╔══

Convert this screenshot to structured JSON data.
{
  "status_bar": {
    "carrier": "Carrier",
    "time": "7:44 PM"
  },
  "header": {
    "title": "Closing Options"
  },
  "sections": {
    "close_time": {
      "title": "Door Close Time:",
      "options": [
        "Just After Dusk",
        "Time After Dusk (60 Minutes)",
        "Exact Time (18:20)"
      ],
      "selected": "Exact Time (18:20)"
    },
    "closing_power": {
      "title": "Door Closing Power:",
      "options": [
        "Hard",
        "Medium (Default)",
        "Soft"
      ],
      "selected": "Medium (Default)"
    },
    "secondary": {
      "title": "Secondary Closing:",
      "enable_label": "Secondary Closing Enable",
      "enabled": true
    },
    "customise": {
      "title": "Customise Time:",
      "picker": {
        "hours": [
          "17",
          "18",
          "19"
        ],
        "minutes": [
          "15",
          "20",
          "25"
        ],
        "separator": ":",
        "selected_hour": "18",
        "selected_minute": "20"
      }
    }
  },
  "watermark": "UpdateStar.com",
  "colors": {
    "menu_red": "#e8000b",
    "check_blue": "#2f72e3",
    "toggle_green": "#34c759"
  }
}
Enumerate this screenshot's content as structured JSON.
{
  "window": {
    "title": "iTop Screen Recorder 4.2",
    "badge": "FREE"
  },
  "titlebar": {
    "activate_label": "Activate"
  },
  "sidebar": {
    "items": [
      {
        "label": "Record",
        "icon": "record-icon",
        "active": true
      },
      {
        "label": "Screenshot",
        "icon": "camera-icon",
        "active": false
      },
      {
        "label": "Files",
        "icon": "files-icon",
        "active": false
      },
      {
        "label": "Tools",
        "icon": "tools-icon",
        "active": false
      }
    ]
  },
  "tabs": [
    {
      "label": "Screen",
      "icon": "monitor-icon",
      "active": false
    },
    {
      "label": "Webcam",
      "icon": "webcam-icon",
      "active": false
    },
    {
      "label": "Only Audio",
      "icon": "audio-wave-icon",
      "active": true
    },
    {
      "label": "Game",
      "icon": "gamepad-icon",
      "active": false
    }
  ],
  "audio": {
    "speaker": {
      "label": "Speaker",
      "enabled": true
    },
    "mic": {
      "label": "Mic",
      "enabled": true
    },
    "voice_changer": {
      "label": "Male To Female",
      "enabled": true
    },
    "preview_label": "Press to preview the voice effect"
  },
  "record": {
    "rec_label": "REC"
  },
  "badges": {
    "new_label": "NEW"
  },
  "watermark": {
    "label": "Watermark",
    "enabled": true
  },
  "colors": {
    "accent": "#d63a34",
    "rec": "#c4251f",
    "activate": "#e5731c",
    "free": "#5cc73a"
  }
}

╚══

**AIM OF THE TASK**.
Copy out the full listing exactly.

**COMPLETED EXERCISE**.
Convert this screenshot to structured JSON data.
{
  "status_bar": {
    "carrier": "Carrier",
    "time": "7:44 PM"
  },
  "header": {
    "title": "Closing Options"
  },
  "sections": {
    "close_time": {
      "title": "Door Close Time:",
      "options": [
        "Just After Dusk",
        "Time After Dusk (60 Minutes)",
        "Exact Time (18:20)"
      ],
      "selected": "Exact Time (18:20)"
    },
    "closing_power": {
      "title": "Door Closing Power:",
      "options": [
        "Hard",
        "Medium (Default)",
        "Soft"
      ],
      "selected": "Medium (Default)"
    },
    "secondary": {
      "title": "Secondary Closing:",
      "enable_label": "Secondary Closing Enable",
      "enabled": true
    },
    "customise": {
      "title": "Customise Time:",
      "picker": {
        "hours": [
          "17",
          "18",
          "19"
        ],
        "minutes": [
          "15",
          "20",
          "25"
        ],
        "separator": ":",
        "selected_hour": "18",
        "selected_minute": "20"
      }
    }
  },
  "watermark": "UpdateStar.com",
  "colors": {
    "menu_red": "#e8000b",
    "check_blue": "#2f72e3",
    "toggle_green": "#34c759"
  }
}
Enumerate this screenshot's content as structured JSON.
{
  "window": {
    "title": "iTop Screen Recorder 4.2",
    "badge": "FREE"
  },
  "titlebar": {
    "activate_label": "Activate"
  },
  "sidebar": {
    "items": [
      {
        "label": "Record",
        "icon": "record-icon",
        "active": true
      },
      {
        "label": "Screenshot",
        "icon": "camera-icon",
        "active": false
      },
      {
        "label": "Files",
        "icon": "files-icon",
        "active": false
      },
      {
        "label": "Tools",
        "icon": "tools-icon",
        "active": false
      }
    ]
  },
  "tabs": [
    {
      "label": "Screen",
      "icon": "monitor-icon",
      "active": false
    },
    {
      "label": "Webcam",
      "icon": "webcam-icon",
      "active": false
    },
    {
      "label": "Only Audio",
      "icon": "audio-wave-icon",
      "active": true
    },
    {
      "label": "Game",
      "icon": "gamepad-icon",
      "active": false
    }
  ],
  "audio": {
    "speaker": {
      "label": "Speaker",
      "enabled": true
    },
    "mic": {
      "label": "Mic",
      "enabled": true
    },
    "voice_changer": {
      "label": "Male To Female",
      "enabled": true
    },
    "preview_label": "Press to preview the voice effect"
  },
  "record": {
    "rec_label": "REC"
  },
  "badges": {
    "new_label": "NEW"
  },
  "watermark": {
    "label": "Watermark",
    "enabled": true
  },
  "colors": {
    "accent": "#d63a34",
    "rec": "#c4251f",
    "activate": "#e5731c",
    "free": "#5cc73a"
  }
}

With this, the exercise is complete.